Each line of the material below should be reproduced exactly.

··· Data excerpts ···

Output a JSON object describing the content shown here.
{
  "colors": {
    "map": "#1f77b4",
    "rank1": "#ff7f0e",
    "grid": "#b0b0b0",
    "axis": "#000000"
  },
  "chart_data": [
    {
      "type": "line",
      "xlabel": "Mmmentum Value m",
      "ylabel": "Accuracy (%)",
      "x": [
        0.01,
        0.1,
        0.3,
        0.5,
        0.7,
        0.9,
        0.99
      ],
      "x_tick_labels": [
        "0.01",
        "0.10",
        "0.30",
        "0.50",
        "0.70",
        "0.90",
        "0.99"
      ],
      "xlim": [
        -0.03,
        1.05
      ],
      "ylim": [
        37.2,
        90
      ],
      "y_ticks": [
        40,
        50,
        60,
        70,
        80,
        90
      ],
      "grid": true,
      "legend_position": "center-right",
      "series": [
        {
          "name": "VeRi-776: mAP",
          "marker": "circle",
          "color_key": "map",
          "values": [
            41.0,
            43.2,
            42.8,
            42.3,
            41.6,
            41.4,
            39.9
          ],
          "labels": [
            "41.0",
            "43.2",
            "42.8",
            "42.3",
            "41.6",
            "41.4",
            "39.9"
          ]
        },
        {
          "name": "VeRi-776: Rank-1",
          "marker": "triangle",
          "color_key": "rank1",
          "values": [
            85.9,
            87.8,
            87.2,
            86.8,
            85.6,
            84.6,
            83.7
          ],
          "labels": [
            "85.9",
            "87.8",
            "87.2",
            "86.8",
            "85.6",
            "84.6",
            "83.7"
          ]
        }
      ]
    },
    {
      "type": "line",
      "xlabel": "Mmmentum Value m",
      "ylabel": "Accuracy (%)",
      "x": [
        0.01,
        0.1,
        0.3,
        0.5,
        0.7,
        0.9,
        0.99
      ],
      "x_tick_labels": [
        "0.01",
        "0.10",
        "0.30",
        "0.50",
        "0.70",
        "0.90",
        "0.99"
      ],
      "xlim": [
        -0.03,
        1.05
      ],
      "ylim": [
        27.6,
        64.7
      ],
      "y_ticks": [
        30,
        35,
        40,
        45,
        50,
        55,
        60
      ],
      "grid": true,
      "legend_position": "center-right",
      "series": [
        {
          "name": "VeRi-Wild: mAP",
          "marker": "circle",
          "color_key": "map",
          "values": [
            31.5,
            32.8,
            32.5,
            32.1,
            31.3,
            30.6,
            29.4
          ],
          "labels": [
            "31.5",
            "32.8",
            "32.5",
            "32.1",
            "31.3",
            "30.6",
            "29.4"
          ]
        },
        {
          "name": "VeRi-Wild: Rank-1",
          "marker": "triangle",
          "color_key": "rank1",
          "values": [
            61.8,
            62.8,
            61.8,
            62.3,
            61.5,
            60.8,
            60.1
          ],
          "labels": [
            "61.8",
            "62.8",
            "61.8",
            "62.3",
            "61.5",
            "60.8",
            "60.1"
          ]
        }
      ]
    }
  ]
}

···

* [Expected answer]
Output a JSON object describing the content shown here.
{
  "colors": {
    "map": "#1f77b4",
    "rank1": "#ff7f0e",
    "grid": "#b0b0b0",
    "axis": "#000000"
  },
  "chart_data": [
    {
      "type": "line",
      "xlabel": "Mmmentum Value m",
      "ylabel": "Accuracy (%)",
      "x": [
        0.01,
        0.1,
        0.3,
        0.5,
        0.7,
        0.9,
        0.99
      ],
      "x_tick_labels": [
        "0.01",
        "0.10",
        "0.30",
        "0.50",
        "0.70",
        "0.90",
        "0.99"
      ],
      "xlim": [
        -0.03,
        1.05
      ],
      "ylim": [
        37.2,
        90
      ],
      "y_ticks": [
        40,
        50,
        60,
        70,
        80,
        90
      ],
      "grid": true,
      "legend_position": "center-right",
      "series": [
        {
          "name": "VeRi-776: mAP",
          "marker": "circle",
          "color_key": "map",
          "values": [
            41.0,
            43.2,
            42.8,
            42.3,
            41.6,
            41.4,
            39.9
          ],
          "labels": [
            "41.0",
            "43.2",
            "42.8",
            "42.3",
            "41.6",
            "41.4",
            "39.9"
          ]
        },
        {
          "name": "VeRi-776: Rank-1",
          "marker": "triangle",
          "color_key": "rank1",
          "values": [
            85.9,
            87.8,
            87.2,
            86.8,
            85.6,
            84.6,
            83.7
          ],
          "labels": [
            "85.9",
            "87.8",
            "87.2",
            "86.8",
            "85.6",
            "84.6",
            "83.7"
          ]
        }
      ]
    },
    {
      "type": "line",
      "xlabel": "Mmmentum Value m",
      "ylabel": "Accuracy (%)",
      "x": [
        0.01,
        0.1,
        0.3,
        0.5,
        0.7,
        0.9,
        0.99
      ],
      "x_tick_labels": [
        "0.01",
        "0.10",
        "0.30",
        "0.50",
        "0.70",
        "0.90",
        "0.99"
      ],
      "xlim": [
        -0.03,
        1.05
      ],
      "ylim": [
        27.6,
        64.7
      ],
      "y_ticks": [
        30,
        35,
        40,
        45,
        50,
        55,
        60
      ],
      "grid": true,
      "legend_position": "center-right",
      "series": [
        {
          "name": "VeRi-Wild: mAP",
          "marker": "circle",
          "color_key": "map",
          "values": [
            31.5,
            32.8,
            32.5,
            32.1,
            31.3,
            30.6,
            29.4
          ],
          "labels": [
            "31.5",
            "32.8",
            "32.5",
            "32.1",
            "31.3",
            "30.6",
            "29.4"
          ]
        },
        {
          "name": "VeRi-Wild: Rank-1",
          "marker": "triangle",
          "color_key": "rank1",
          "values": [
            61.8,
            62.8,
            61.8,
            62.3,
            61.5,
            60.8,
            60.1
          ],
          "labels": [
            "61.8",
            "62.8",
            "61.8",
            "62.3",
            "61.5",
            "60.8",
            "60.1"
          ]
        }
      ]
    }
  ]
}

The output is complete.